Rows from a dataset
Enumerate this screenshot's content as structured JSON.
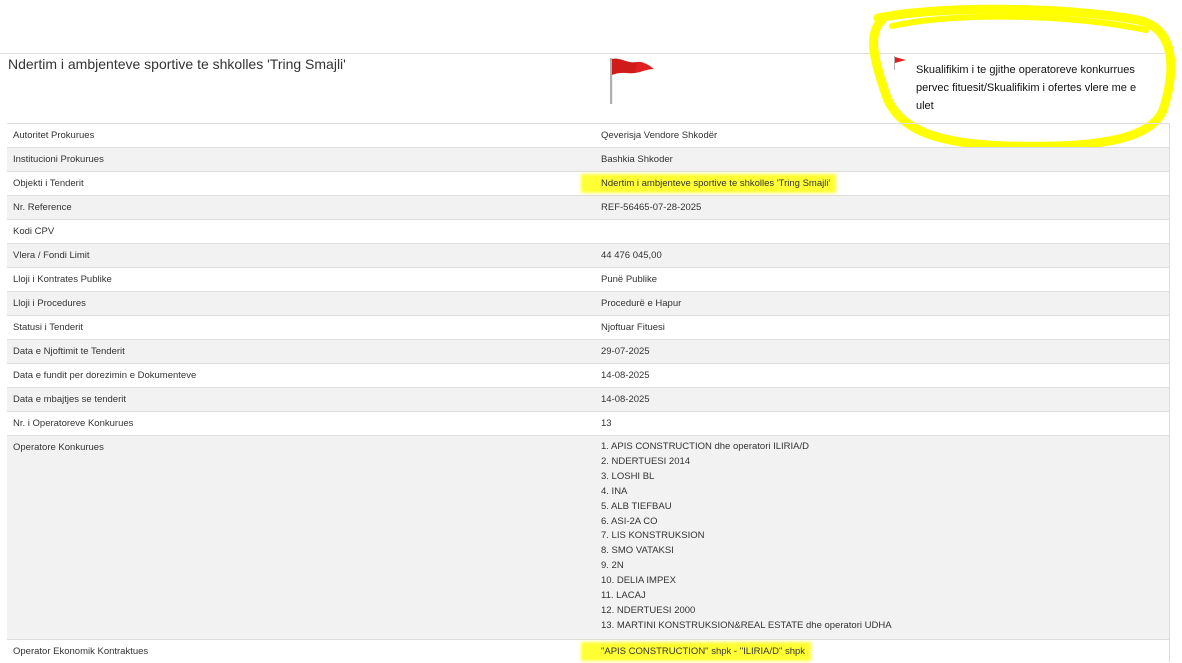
{
  "page": {
    "title": "Ndertim i ambjenteve sportive te shkolles 'Tring Smajli'",
    "status_note": "Skualifikim i te gjithe operatoreve konkurrues pervec fituesit/Skualifikim i ofertes vlere me e ulet",
    "flag_icon": "red-flag-icon",
    "flag_color": "#e02020",
    "highlight_color": "#ffff33"
  },
  "details": {
    "rows": [
      {
        "label": "Autoritet Prokurues",
        "value": "Qeverisja Vendore Shkodër"
      },
      {
        "label": "Institucioni Prokurues",
        "value": "Bashkia Shkoder"
      },
      {
        "label": "Objekti i Tenderit",
        "value": "Ndertim i ambjenteve sportive te shkolles 'Tring Smajli'"
      },
      {
        "label": "Nr. Reference",
        "value": "REF-56465-07-28-2025"
      },
      {
        "label": "Kodi CPV",
        "value": ""
      },
      {
        "label": "Vlera / Fondi Limit",
        "value": "44 476 045,00"
      },
      {
        "label": "Lloji i Kontrates Publike",
        "value": "Punë Publike"
      },
      {
        "label": "Lloji i Procedures",
        "value": "Procedurë e Hapur"
      },
      {
        "label": "Statusi i Tenderit",
        "value": "Njoftuar Fituesi"
      },
      {
        "label": "Data e Njoftimit te Tenderit",
        "value": "29-07-2025"
      },
      {
        "label": "Data e fundit per dorezimin e Dokumenteve",
        "value": "14-08-2025"
      },
      {
        "label": "Data e mbajtjes se tenderit",
        "value": "14-08-2025"
      },
      {
        "label": "Nr. i Operatoreve Konkurues",
        "value": "13"
      }
    ],
    "operators_label": "Operatore Konkurues",
    "operators": [
      "1. APIS CONSTRUCTION dhe operatori ILIRIA/D",
      "2. NDERTUESI 2014",
      "3. LOSHI BL",
      "4. INA",
      "5. ALB TIEFBAU",
      "6. ASI-2A CO",
      "7. LIS KONSTRUKSION",
      "8. SMO VATAKSI",
      "9. 2N",
      "10. DELIA IMPEX",
      "11. LACAJ",
      "12. NDERTUESI 2000",
      "13. MARTINI KONSTRUKSION&REAL ESTATE dhe operatori UDHA"
    ],
    "contractor_label": "Operator Ekonomik Kontraktues",
    "contractor_value": "\"APIS CONSTRUCTION\" shpk - \"ILIRIA/D\" shpk"
  }
}
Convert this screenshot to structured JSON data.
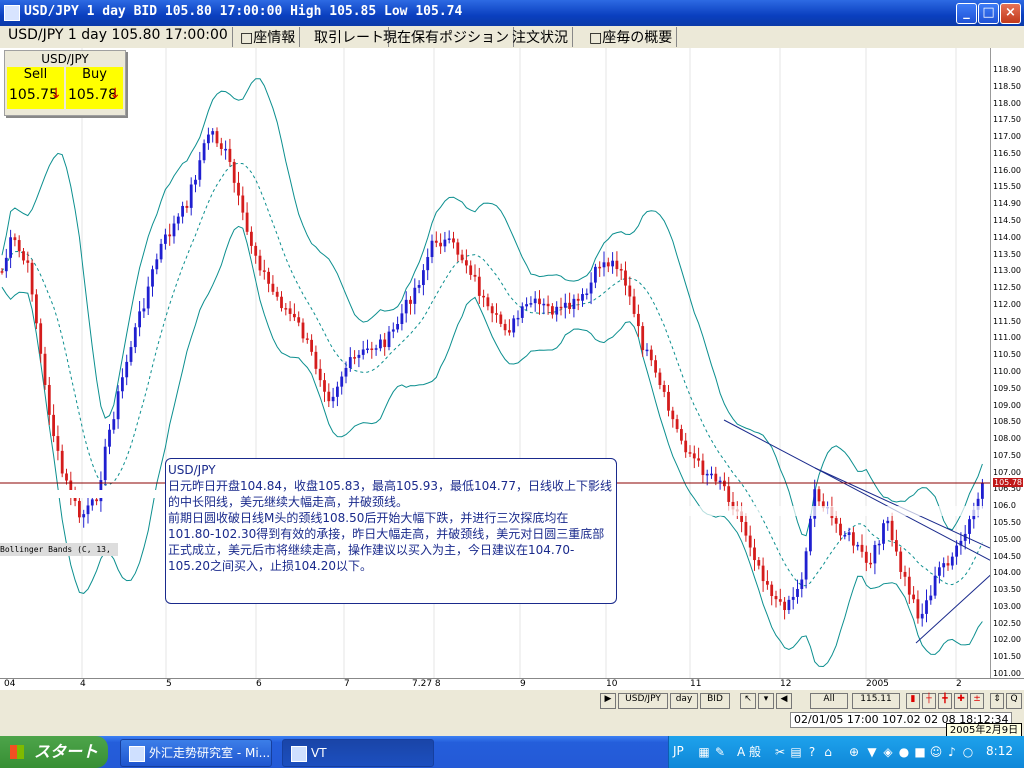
{
  "window": {
    "title": "USD/JPY 1 day BID 105.80 17:00:00 High 105.85 Low 105.74"
  },
  "tabs": [
    {
      "label": "USD/JPY 1 day 105.80 17:00:00"
    },
    {
      "label": "□座情報"
    },
    {
      "label": "取引レート"
    },
    {
      "label": "現在保有ポジション"
    },
    {
      "label": "注文状況"
    },
    {
      "label": "□座毎の概要"
    }
  ],
  "quote": {
    "symbol": "USD/JPY",
    "sell_label": "Sell",
    "buy_label": "Buy",
    "sell_value": "105.75",
    "buy_value": "105.78",
    "arrow": "↓"
  },
  "indicator_label": "Bollinger Bands (C, 13,",
  "comment": {
    "title": "USD/JPY",
    "lines": [
      "日元昨日开盘104.84，收盘105.83，最高105.93，最低104.77，日线收上下影线的中长阳线，美元继续大幅走高，并破颈线。",
      "前期日圆收破日线M头的颈线108.50后开始大幅下跌，并进行三次探底均在101.80-102.30得到有效的承接，昨日大幅走高，并破颈线，美元对日圆三重底部正式成立，美元后市将继续走高，操作建议以买入为主，今日建议在104.70-105.20之间买入，止损104.20以下。"
    ]
  },
  "yaxis_labels": [
    "118.90",
    "118.50",
    "118.00",
    "117.50",
    "117.00",
    "116.50",
    "116.00",
    "115.50",
    "114.90",
    "114.50",
    "114.00",
    "113.50",
    "113.00",
    "112.50",
    "112.00",
    "111.50",
    "111.00",
    "110.50",
    "110.00",
    "109.50",
    "109.00",
    "108.50",
    "108.00",
    "107.50",
    "107.00",
    "106.50",
    "106.0",
    "105.50",
    "105.00",
    "104.50",
    "104.00",
    "103.50",
    "103.00",
    "102.50",
    "102.00",
    "101.50",
    "101.00"
  ],
  "current_price_label": "105.78",
  "xaxis_labels": [
    "04",
    "4",
    "5",
    "6",
    "7",
    "7.27 8",
    "9",
    "10",
    "11",
    "12",
    "2005",
    "2"
  ],
  "toolbar": {
    "symbol_btn": "USD/JPY",
    "period_btn": "day",
    "price_btn": "BID",
    "all_btn": "All",
    "zoom_value": "115.11",
    "nav_arrow": "▶"
  },
  "status": {
    "info": "02/01/05 17:00     107.02  02 08 18:12:34",
    "date": "2005年2月9日"
  },
  "taskbar": {
    "start_label": "スタート",
    "tasks": [
      {
        "label": "外汇走势研究室 - Mi..."
      },
      {
        "label": "VT"
      }
    ],
    "ime": "JP",
    "ime_mode": "A 般",
    "clock": "8:12"
  },
  "colors": {
    "bull": "#1f1fd0",
    "bear": "#d41c1c",
    "band": "#0c8f8f",
    "mid": "#0c8f8f",
    "trend": "#1a2a8c",
    "price_line": "#8b0000"
  }
}
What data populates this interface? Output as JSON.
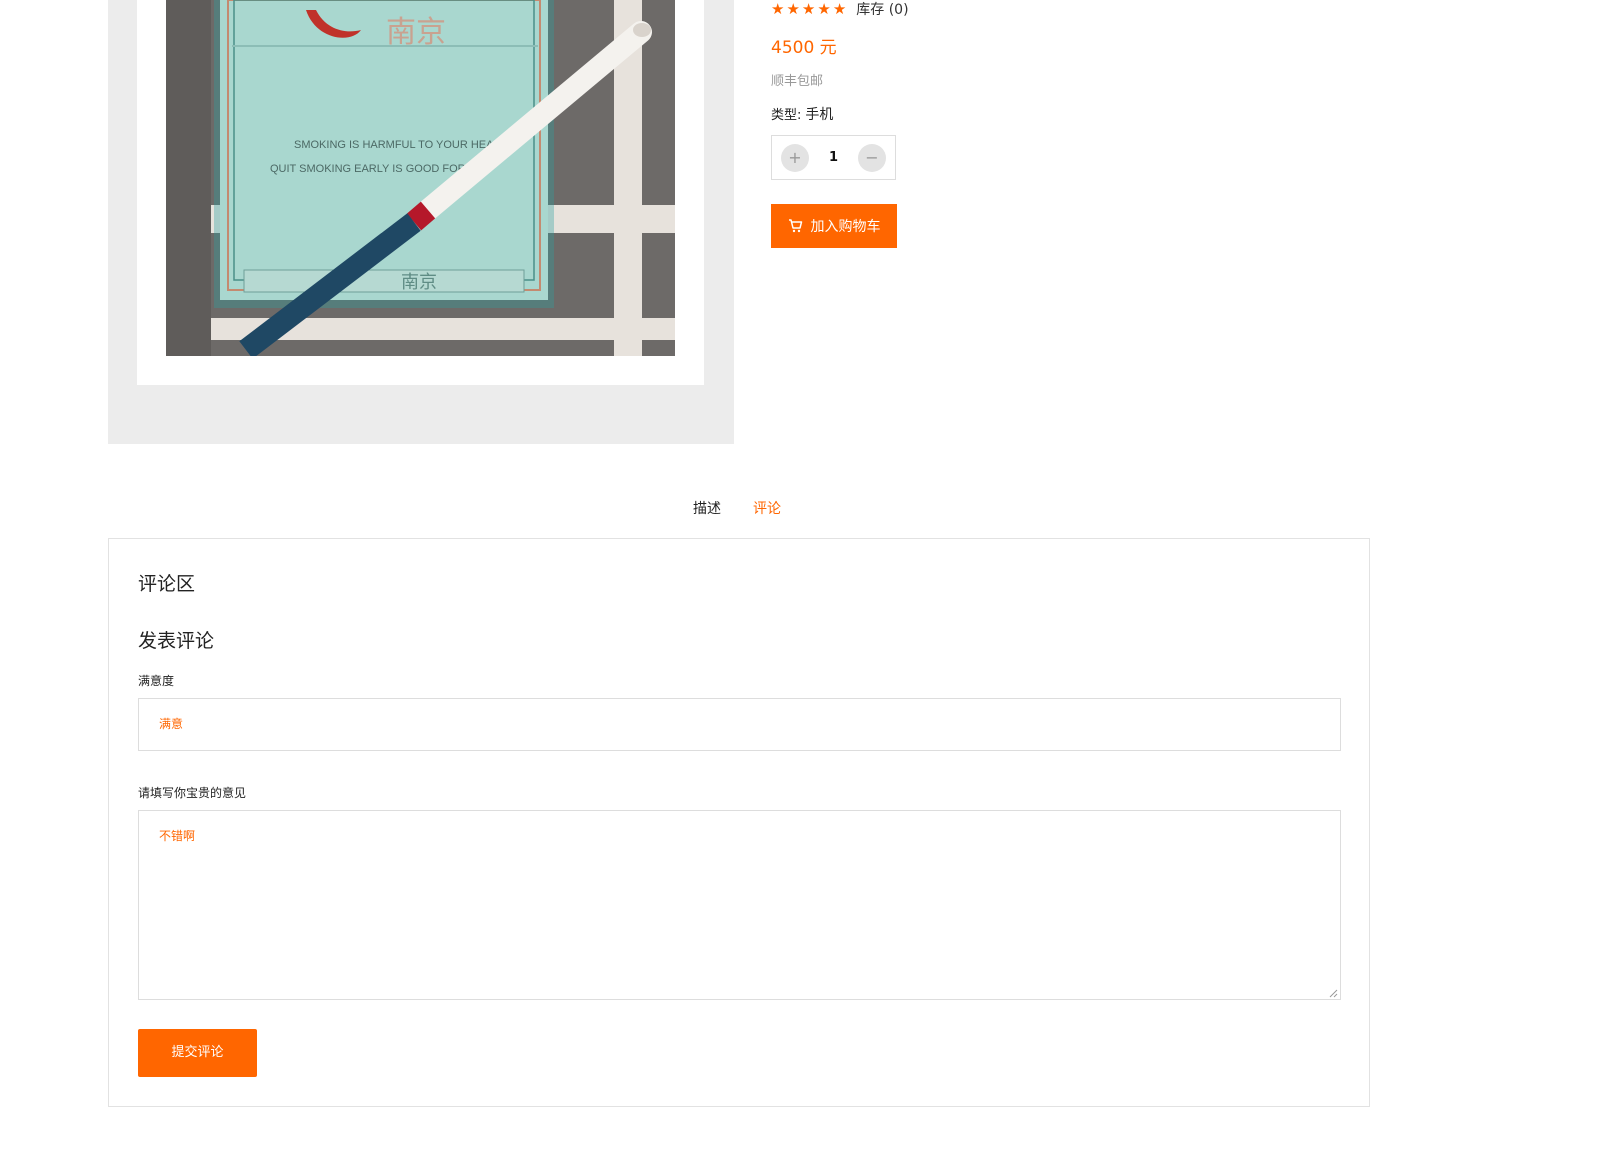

PROBLEM STATEMENT: Write only the number of lines that include "structured".

WORKED ANSWER: 2